*Written request*:
Give the material again in full, matching it exactly.

Records about charts and figures:
————

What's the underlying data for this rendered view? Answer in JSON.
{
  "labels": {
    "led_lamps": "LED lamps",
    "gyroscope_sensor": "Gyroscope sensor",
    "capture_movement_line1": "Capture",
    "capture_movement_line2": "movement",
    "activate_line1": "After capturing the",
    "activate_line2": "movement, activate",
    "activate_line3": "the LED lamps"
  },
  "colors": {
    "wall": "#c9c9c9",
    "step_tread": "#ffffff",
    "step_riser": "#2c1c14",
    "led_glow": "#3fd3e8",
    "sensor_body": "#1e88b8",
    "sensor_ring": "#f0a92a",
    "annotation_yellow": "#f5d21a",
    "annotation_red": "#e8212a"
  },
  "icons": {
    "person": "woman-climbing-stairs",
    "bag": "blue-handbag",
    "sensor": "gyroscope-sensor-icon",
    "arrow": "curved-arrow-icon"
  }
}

————

*Task solution*:
What's the underlying data for this rendered view? Answer in JSON.
{
  "labels": {
    "led_lamps": "LED lamps",
    "gyroscope_sensor": "Gyroscope sensor",
    "capture_movement_line1": "Capture",
    "capture_movement_line2": "movement",
    "activate_line1": "After capturing the",
    "activate_line2": "movement, activate",
    "activate_line3": "the LED lamps"
  },
  "colors": {
    "wall": "#c9c9c9",
    "step_tread": "#ffffff",
    "step_riser": "#2c1c14",
    "led_glow": "#3fd3e8",
    "sensor_body": "#1e88b8",
    "sensor_ring": "#f0a92a",
    "annotation_yellow": "#f5d21a",
    "annotation_red": "#e8212a"
  },
  "icons": {
    "person": "woman-climbing-stairs",
    "bag": "blue-handbag",
    "sensor": "gyroscope-sensor-icon",
    "arrow": "curved-arrow-icon"
  }
}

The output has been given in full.